TASK STATEMENT -
Below is a block of records; repeat all of them exactly.

RECORDS TO PROCESS -
####

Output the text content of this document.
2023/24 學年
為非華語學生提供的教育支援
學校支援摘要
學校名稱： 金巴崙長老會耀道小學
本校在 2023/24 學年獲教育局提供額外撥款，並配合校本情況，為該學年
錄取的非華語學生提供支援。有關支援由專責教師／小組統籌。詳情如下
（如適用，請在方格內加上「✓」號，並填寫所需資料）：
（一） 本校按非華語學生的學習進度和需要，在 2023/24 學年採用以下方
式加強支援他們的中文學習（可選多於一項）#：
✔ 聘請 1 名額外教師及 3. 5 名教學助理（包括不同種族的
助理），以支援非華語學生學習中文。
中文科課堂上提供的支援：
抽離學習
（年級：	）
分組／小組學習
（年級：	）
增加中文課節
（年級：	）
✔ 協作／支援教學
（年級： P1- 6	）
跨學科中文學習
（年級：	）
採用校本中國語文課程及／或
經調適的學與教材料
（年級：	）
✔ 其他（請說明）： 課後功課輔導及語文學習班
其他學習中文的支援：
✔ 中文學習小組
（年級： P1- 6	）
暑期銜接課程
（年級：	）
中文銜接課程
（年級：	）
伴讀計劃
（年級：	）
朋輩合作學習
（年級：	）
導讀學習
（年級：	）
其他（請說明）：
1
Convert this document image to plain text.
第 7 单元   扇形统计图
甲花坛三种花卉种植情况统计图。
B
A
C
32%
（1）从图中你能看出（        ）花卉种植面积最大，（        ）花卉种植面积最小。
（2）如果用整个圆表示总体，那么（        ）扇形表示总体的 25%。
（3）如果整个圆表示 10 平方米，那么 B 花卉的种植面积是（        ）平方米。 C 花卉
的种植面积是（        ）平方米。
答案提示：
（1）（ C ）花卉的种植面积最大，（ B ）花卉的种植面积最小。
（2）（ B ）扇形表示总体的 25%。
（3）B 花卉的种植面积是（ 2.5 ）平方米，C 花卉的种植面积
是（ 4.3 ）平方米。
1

####

ANSWER -
Output the text content of this document.
2023/24 學年
為非華語學生提供的教育支援
學校支援摘要
學校名稱： 金巴崙長老會耀道小學
本校在 2023/24 學年獲教育局提供額外撥款，並配合校本情況，為該學年
錄取的非華語學生提供支援。有關支援由專責教師／小組統籌。詳情如下
（如適用，請在方格內加上「✓」號，並填寫所需資料）：
（一） 本校按非華語學生的學習進度和需要，在 2023/24 學年採用以下方
式加強支援他們的中文學習（可選多於一項）#：
✔ 聘請 1 名額外教師及 3. 5 名教學助理（包括不同種族的
助理），以支援非華語學生學習中文。
中文科課堂上提供的支援：
抽離學習
（年級：	）
分組／小組學習
（年級：	）
增加中文課節
（年級：	）
✔ 協作／支援教學
（年級： P1- 6	）
跨學科中文學習
（年級：	）
採用校本中國語文課程及／或
經調適的學與教材料
（年級：	）
✔ 其他（請說明）： 課後功課輔導及語文學習班
其他學習中文的支援：
✔ 中文學習小組
（年級： P1- 6	）
暑期銜接課程
（年級：	）
中文銜接課程
（年級：	）
伴讀計劃
（年級：	）
朋輩合作學習
（年級：	）
導讀學習
（年級：	）
其他（請說明）：
1
Convert this document image to plain text.
第 7 单元   扇形统计图
甲花坛三种花卉种植情况统计图。
B
A
C
32%
（1）从图中你能看出（        ）花卉种植面积最大，（        ）花卉种植面积最小。
（2）如果用整个圆表示总体，那么（        ）扇形表示总体的 25%。
（3）如果整个圆表示 10 平方米，那么 B 花卉的种植面积是（        ）平方米。 C 花卉
的种植面积是（        ）平方米。
答案提示：
（1）（ C ）花卉的种植面积最大，（ B ）花卉的种植面积最小。
（2）（ B ）扇形表示总体的 25%。
（3）B 花卉的种植面积是（ 2.5 ）平方米，C 花卉的种植面积
是（ 4.3 ）平方米。
1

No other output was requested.